§ TO BE DONE:
Copy each line of the records below character for character, keeping them in the same order.

§ DATA FOR THIS EXERCISE:
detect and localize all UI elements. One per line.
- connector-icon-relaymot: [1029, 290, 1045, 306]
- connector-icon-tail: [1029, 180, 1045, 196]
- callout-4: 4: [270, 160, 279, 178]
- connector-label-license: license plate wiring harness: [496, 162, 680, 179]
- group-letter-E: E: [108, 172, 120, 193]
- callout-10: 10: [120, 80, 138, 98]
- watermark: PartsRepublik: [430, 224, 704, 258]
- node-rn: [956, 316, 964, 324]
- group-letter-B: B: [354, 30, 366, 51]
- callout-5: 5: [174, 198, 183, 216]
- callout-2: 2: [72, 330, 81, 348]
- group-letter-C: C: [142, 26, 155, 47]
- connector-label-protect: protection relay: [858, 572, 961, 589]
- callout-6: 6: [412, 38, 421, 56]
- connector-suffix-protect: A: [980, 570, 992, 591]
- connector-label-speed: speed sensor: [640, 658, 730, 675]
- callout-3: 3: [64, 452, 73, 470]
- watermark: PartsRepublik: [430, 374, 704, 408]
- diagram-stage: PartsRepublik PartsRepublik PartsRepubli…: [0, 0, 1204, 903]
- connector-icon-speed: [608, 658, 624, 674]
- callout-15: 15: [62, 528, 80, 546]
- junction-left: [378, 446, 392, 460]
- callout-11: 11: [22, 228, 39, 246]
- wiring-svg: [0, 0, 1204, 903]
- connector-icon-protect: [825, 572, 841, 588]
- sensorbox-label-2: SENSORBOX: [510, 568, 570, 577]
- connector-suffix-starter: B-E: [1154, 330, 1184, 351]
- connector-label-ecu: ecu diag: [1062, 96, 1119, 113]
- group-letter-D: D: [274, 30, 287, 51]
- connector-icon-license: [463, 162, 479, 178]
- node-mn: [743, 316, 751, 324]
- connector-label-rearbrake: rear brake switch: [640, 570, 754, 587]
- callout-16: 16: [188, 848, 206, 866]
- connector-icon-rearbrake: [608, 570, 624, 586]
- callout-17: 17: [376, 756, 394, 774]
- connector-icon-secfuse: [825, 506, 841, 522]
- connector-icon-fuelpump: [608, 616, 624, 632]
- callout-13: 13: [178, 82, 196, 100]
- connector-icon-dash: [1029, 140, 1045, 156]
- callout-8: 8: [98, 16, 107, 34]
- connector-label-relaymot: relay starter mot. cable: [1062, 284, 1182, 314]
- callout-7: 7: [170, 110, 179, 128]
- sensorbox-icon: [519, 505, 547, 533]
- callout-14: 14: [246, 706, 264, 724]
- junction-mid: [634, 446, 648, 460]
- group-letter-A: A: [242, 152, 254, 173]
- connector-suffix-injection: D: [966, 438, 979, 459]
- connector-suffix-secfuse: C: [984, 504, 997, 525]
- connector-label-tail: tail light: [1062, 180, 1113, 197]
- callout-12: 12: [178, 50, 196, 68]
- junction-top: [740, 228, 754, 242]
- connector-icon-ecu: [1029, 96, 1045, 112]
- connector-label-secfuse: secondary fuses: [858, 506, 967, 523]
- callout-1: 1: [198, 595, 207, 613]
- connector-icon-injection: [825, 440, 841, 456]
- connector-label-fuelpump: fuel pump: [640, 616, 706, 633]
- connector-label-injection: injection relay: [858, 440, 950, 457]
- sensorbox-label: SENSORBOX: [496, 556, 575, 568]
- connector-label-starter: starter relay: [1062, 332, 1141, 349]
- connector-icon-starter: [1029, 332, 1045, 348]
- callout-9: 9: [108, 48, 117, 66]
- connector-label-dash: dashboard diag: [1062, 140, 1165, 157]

§ WRITTEN RESPONSE:
detect and localize all UI elements. One per line.
- connector-icon-relaymot: [1029, 290, 1045, 306]
- connector-icon-tail: [1029, 180, 1045, 196]
- callout-4: 4: [270, 160, 279, 178]
- connector-label-license: license plate wiring harness: [496, 162, 680, 179]
- group-letter-E: E: [108, 172, 120, 193]
- callout-10: 10: [120, 80, 138, 98]
- watermark: PartsRepublik: [430, 224, 704, 258]
- node-rn: [956, 316, 964, 324]
- group-letter-B: B: [354, 30, 366, 51]
- callout-5: 5: [174, 198, 183, 216]
- callout-2: 2: [72, 330, 81, 348]
- group-letter-C: C: [142, 26, 155, 47]
- connector-label-protect: protection relay: [858, 572, 961, 589]
- callout-6: 6: [412, 38, 421, 56]
- connector-suffix-protect: A: [980, 570, 992, 591]
- connector-label-speed: speed sensor: [640, 658, 730, 675]
- callout-3: 3: [64, 452, 73, 470]
- watermark: PartsRepublik: [430, 374, 704, 408]
- diagram-stage: PartsRepublik PartsRepublik PartsRepubli…: [0, 0, 1204, 903]
- connector-icon-speed: [608, 658, 624, 674]
- callout-15: 15: [62, 528, 80, 546]
- junction-left: [378, 446, 392, 460]
- callout-11: 11: [22, 228, 39, 246]
- wiring-svg: [0, 0, 1204, 903]
- connector-icon-protect: [825, 572, 841, 588]
- sensorbox-label-2: SENSORBOX: [510, 568, 570, 577]
- connector-suffix-starter: B-E: [1154, 330, 1184, 351]
- connector-label-ecu: ecu diag: [1062, 96, 1119, 113]
- group-letter-D: D: [274, 30, 287, 51]
- connector-icon-license: [463, 162, 479, 178]
- node-mn: [743, 316, 751, 324]
- connector-label-rearbrake: rear brake switch: [640, 570, 754, 587]
- callout-16: 16: [188, 848, 206, 866]
- connector-icon-rearbrake: [608, 570, 624, 586]
- callout-17: 17: [376, 756, 394, 774]
- connector-icon-secfuse: [825, 506, 841, 522]
- connector-icon-fuelpump: [608, 616, 624, 632]
- callout-13: 13: [178, 82, 196, 100]
- connector-icon-dash: [1029, 140, 1045, 156]
- callout-8: 8: [98, 16, 107, 34]
- connector-label-relaymot: relay starter mot. cable: [1062, 284, 1182, 314]
- callout-7: 7: [170, 110, 179, 128]
- sensorbox-icon: [519, 505, 547, 533]
- callout-14: 14: [246, 706, 264, 724]
- junction-mid: [634, 446, 648, 460]
- group-letter-A: A: [242, 152, 254, 173]
- connector-suffix-injection: D: [966, 438, 979, 459]
- connector-suffix-secfuse: C: [984, 504, 997, 525]
- connector-label-tail: tail light: [1062, 180, 1113, 197]
- callout-12: 12: [178, 50, 196, 68]
- junction-top: [740, 228, 754, 242]
- connector-icon-ecu: [1029, 96, 1045, 112]
- connector-label-secfuse: secondary fuses: [858, 506, 967, 523]
- callout-1: 1: [198, 595, 207, 613]
- connector-icon-injection: [825, 440, 841, 456]
- connector-label-fuelpump: fuel pump: [640, 616, 706, 633]
- connector-label-injection: injection relay: [858, 440, 950, 457]
- sensorbox-label: SENSORBOX: [496, 556, 575, 568]
- connector-label-starter: starter relay: [1062, 332, 1141, 349]
- connector-icon-starter: [1029, 332, 1045, 348]
- callout-9: 9: [108, 48, 117, 66]
- connector-label-dash: dashboard diag: [1062, 140, 1165, 157]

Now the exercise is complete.